_WORK TO COMPLETE_. Output the material below unchanged, apart from leaving out the pictures.
— start —
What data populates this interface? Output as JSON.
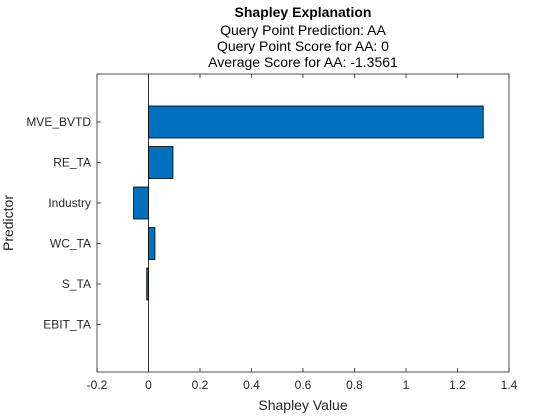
{
  "chart_data": {
    "type": "bar",
    "orientation": "horizontal",
    "title": "Shapley Explanation",
    "subtitle_lines": [
      "Query Point Prediction: AA",
      "Query Point Score for AA: 0",
      "Average Score for AA: -1.3561"
    ],
    "xlabel": "Shapley Value",
    "ylabel": "Predictor",
    "categories": [
      "MVE_BVTD",
      "RE_TA",
      "Industry",
      "WC_TA",
      "S_TA",
      "EBIT_TA"
    ],
    "values": [
      1.3,
      0.095,
      -0.058,
      0.025,
      -0.007,
      0.0
    ],
    "xlim": [
      -0.2,
      1.4
    ],
    "xticks": [
      -0.2,
      0,
      0.2,
      0.4,
      0.6,
      0.8,
      1,
      1.2,
      1.4
    ],
    "xtick_labels": [
      "-0.2",
      "0",
      "0.2",
      "0.4",
      "0.6",
      "0.8",
      "1",
      "1.2",
      "1.4"
    ],
    "grid": false,
    "legend": false,
    "bar_color": "#0072BD",
    "bar_edge_color": "#000000",
    "axis_color": "#262626"
  }
}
— end —
_ANSWER TO THIS TASK_.
What data populates this interface? Output as JSON.
{
  "chart_data": {
    "type": "bar",
    "orientation": "horizontal",
    "title": "Shapley Explanation",
    "subtitle_lines": [
      "Query Point Prediction: AA",
      "Query Point Score for AA: 0",
      "Average Score for AA: -1.3561"
    ],
    "xlabel": "Shapley Value",
    "ylabel": "Predictor",
    "categories": [
      "MVE_BVTD",
      "RE_TA",
      "Industry",
      "WC_TA",
      "S_TA",
      "EBIT_TA"
    ],
    "values": [
      1.3,
      0.095,
      -0.058,
      0.025,
      -0.007,
      0.0
    ],
    "xlim": [
      -0.2,
      1.4
    ],
    "xticks": [
      -0.2,
      0,
      0.2,
      0.4,
      0.6,
      0.8,
      1,
      1.2,
      1.4
    ],
    "xtick_labels": [
      "-0.2",
      "0",
      "0.2",
      "0.4",
      "0.6",
      "0.8",
      "1",
      "1.2",
      "1.4"
    ],
    "grid": false,
    "legend": false,
    "bar_color": "#0072BD",
    "bar_edge_color": "#000000",
    "axis_color": "#262626"
  }
}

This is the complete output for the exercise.